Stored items
________

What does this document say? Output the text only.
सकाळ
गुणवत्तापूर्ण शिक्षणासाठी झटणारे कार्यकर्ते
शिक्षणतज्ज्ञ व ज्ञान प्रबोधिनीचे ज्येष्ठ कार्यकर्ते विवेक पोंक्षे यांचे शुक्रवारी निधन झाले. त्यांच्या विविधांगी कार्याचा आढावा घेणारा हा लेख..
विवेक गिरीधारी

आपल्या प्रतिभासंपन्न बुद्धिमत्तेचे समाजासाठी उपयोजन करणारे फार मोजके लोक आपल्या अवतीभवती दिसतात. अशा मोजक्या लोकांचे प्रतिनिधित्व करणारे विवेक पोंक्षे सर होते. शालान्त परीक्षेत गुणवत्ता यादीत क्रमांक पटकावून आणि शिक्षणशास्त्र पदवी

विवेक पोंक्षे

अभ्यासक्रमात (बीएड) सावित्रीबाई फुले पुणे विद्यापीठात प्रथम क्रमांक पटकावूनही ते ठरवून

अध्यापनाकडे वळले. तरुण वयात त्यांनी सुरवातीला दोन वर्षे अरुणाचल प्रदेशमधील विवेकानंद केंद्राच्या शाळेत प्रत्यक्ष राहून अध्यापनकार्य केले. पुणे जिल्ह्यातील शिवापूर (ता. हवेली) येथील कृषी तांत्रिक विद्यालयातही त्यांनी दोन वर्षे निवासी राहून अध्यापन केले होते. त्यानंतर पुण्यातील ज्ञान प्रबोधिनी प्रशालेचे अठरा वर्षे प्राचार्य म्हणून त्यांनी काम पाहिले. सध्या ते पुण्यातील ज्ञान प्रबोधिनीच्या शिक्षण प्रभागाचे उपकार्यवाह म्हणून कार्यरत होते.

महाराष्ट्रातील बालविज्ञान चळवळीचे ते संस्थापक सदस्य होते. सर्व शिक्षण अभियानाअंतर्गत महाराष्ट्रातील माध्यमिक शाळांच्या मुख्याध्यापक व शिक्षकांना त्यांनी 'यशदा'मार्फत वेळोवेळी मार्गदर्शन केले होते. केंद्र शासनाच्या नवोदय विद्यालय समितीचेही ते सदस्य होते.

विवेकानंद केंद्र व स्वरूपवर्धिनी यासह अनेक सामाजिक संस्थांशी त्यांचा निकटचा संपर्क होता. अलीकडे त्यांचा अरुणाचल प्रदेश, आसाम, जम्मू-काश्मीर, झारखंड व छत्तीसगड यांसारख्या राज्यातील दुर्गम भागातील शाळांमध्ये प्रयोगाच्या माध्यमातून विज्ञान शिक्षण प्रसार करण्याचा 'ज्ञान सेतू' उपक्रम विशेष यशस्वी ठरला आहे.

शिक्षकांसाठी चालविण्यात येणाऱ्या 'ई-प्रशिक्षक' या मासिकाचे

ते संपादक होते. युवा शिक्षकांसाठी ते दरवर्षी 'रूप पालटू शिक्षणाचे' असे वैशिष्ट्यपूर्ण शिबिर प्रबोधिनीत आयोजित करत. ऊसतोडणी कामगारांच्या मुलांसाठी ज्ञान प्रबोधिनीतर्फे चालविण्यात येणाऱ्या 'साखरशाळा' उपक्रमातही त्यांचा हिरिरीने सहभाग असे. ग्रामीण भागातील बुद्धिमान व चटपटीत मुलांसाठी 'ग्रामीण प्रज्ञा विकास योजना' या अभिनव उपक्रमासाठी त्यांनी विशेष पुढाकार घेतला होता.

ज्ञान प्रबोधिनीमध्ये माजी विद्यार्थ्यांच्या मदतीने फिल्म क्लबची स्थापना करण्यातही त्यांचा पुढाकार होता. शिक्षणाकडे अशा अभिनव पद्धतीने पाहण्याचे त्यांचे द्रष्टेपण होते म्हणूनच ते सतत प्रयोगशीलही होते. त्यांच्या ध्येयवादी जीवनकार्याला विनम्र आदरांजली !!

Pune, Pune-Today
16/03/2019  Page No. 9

________

EXERCISE OBJECTIVE: From the preceding material, extract every line exactly.

ANSWER TO THE PROBLEM:
What does this document say? Output the text only.
सकाळ
गुणवत्तापूर्ण शिक्षणासाठी झटणारे कार्यकर्ते
शिक्षणतज्ज्ञ व ज्ञान प्रबोधिनीचे ज्येष्ठ कार्यकर्ते विवेक पोंक्षे यांचे शुक्रवारी निधन झाले. त्यांच्या विविधांगी कार्याचा आढावा घेणारा हा लेख..
विवेक गिरीधारी

आपल्या प्रतिभासंपन्न बुद्धिमत्तेचे समाजासाठी उपयोजन करणारे फार मोजके लोक आपल्या अवतीभवती दिसतात. अशा मोजक्या लोकांचे प्रतिनिधित्व करणारे विवेक पोंक्षे सर होते. शालान्त परीक्षेत गुणवत्ता यादीत क्रमांक पटकावून आणि शिक्षणशास्त्र पदवी

विवेक पोंक्षे

अभ्यासक्रमात (बीएड) सावित्रीबाई फुले पुणे विद्यापीठात प्रथम क्रमांक पटकावूनही ते ठरवून

अध्यापनाकडे वळले. तरुण वयात त्यांनी सुरवातीला दोन वर्षे अरुणाचल प्रदेशमधील विवेकानंद केंद्राच्या शाळेत प्रत्यक्ष राहून अध्यापनकार्य केले. पुणे जिल्ह्यातील शिवापूर (ता. हवेली) येथील कृषी तांत्रिक विद्यालयातही त्यांनी दोन वर्षे निवासी राहून अध्यापन केले होते. त्यानंतर पुण्यातील ज्ञान प्रबोधिनी प्रशालेचे अठरा वर्षे प्राचार्य म्हणून त्यांनी काम पाहिले. सध्या ते पुण्यातील ज्ञान प्रबोधिनीच्या शिक्षण प्रभागाचे उपकार्यवाह म्हणून कार्यरत होते.

महाराष्ट्रातील बालविज्ञान चळवळीचे ते संस्थापक सदस्य होते. सर्व शिक्षण अभियानाअंतर्गत महाराष्ट्रातील माध्यमिक शाळांच्या मुख्याध्यापक व शिक्षकांना त्यांनी 'यशदा'मार्फत वेळोवेळी मार्गदर्शन केले होते. केंद्र शासनाच्या नवोदय विद्यालय समितीचेही ते सदस्य होते.

विवेकानंद केंद्र व स्वरूपवर्धिनी यासह अनेक सामाजिक संस्थांशी त्यांचा निकटचा संपर्क होता. अलीकडे त्यांचा अरुणाचल प्रदेश, आसाम, जम्मू-काश्मीर, झारखंड व छत्तीसगड यांसारख्या राज्यातील दुर्गम भागातील शाळांमध्ये प्रयोगाच्या माध्यमातून विज्ञान शिक्षण प्रसार करण्याचा 'ज्ञान सेतू' उपक्रम विशेष यशस्वी ठरला आहे.

शिक्षकांसाठी चालविण्यात येणाऱ्या 'ई-प्रशिक्षक' या मासिकाचे

ते संपादक होते. युवा शिक्षकांसाठी ते दरवर्षी 'रूप पालटू शिक्षणाचे' असे वैशिष्ट्यपूर्ण शिबिर प्रबोधिनीत आयोजित करत. ऊसतोडणी कामगारांच्या मुलांसाठी ज्ञान प्रबोधिनीतर्फे चालविण्यात येणाऱ्या 'साखरशाळा' उपक्रमातही त्यांचा हिरिरीने सहभाग असे. ग्रामीण भागातील बुद्धिमान व चटपटीत मुलांसाठी 'ग्रामीण प्रज्ञा विकास योजना' या अभिनव उपक्रमासाठी त्यांनी विशेष पुढाकार घेतला होता.

ज्ञान प्रबोधिनीमध्ये माजी विद्यार्थ्यांच्या मदतीने फिल्म क्लबची स्थापना करण्यातही त्यांचा पुढाकार होता. शिक्षणाकडे अशा अभिनव पद्धतीने पाहण्याचे त्यांचे द्रष्टेपण होते म्हणूनच ते सतत प्रयोगशीलही होते. त्यांच्या ध्येयवादी जीवनकार्याला विनम्र आदरांजली !!

Pune, Pune-Today
16/03/2019  Page No. 9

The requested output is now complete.